* **Task goal**
From the PyTorch tensors text below, extract word for word the passage that begins at the words "Let me show" and stops after the words "tensor_images.permute(0, 3, 1, 2)".

* **Text**
+++

Pitfall 5: Assuming contiguous memory

# After transpose, tensor might not be contiguous
x = torch.randn(3, 4)
x_t = x.transpose(0, 1)
print(x_t.is_contiguous())  # False

# Some operations require contiguous
x_t_contiguous = x_t.contiguous()
# Or just use reshape which handles it
x_reshaped = x.reshape(4, 3)

Real Project Examples

Let me show tensor operations from actual production code.

Image preprocessing pipeline:

def preprocess_batch(images, device='cuda'):
    """Images from dataloader to model-ready tensors"""
    # images shape: (batch, height, width, channels) - numpy
    
    # Convert to tensor and normalize to [0,1]
    tensor_images = torch.from_numpy(images).float() / 255.0
    
    # Rearrange to PyTorch format: (batch, channels, height, width)
    tensor_images = tensor_images.permute(0, 3, 1, 2)

+++

* **Raw data**
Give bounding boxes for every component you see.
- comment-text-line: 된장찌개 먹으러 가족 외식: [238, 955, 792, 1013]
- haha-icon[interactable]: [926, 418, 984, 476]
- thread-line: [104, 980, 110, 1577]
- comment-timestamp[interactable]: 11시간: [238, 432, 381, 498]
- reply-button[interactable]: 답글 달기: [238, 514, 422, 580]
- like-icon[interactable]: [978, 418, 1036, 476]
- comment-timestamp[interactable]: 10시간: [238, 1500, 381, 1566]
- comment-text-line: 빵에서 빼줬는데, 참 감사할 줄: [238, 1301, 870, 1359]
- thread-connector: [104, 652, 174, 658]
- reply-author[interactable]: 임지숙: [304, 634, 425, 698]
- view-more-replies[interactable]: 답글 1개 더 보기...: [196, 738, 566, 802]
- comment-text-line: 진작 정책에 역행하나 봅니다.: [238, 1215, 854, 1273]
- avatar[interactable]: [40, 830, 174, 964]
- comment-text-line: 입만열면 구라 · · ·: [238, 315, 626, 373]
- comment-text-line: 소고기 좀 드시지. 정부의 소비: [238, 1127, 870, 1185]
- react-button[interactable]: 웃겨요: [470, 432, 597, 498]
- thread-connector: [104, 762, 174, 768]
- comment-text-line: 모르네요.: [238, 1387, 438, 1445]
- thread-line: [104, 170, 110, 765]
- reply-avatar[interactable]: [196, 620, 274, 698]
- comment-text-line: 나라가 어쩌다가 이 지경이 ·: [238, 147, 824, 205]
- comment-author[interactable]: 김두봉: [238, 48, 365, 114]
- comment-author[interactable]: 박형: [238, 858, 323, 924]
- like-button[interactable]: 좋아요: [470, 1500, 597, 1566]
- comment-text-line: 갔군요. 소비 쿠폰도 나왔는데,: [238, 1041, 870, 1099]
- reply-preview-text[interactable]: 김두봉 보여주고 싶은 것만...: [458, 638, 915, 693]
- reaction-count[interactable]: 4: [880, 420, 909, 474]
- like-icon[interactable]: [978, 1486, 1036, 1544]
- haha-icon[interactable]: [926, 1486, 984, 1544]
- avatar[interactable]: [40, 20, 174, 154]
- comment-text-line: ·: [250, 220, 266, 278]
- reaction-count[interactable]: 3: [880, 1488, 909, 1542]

+++

* **Task result**
Let me show tensor operations from actual production code.

Image preprocessing pipeline:

def preprocess_batch(images, device='cuda'):
    """Images from dataloader to model-ready tensors"""
    # images shape: (batch, height, width, channels) - numpy
    
    # Convert to tensor and normalize to [0,1]
    tensor_images = torch.from_numpy(images).float() / 255.0
    
    # Rearrange to PyTorch format: (batch, channels, height, width)
    tensor_images = tensor_images.permute(0, 3, 1, 2)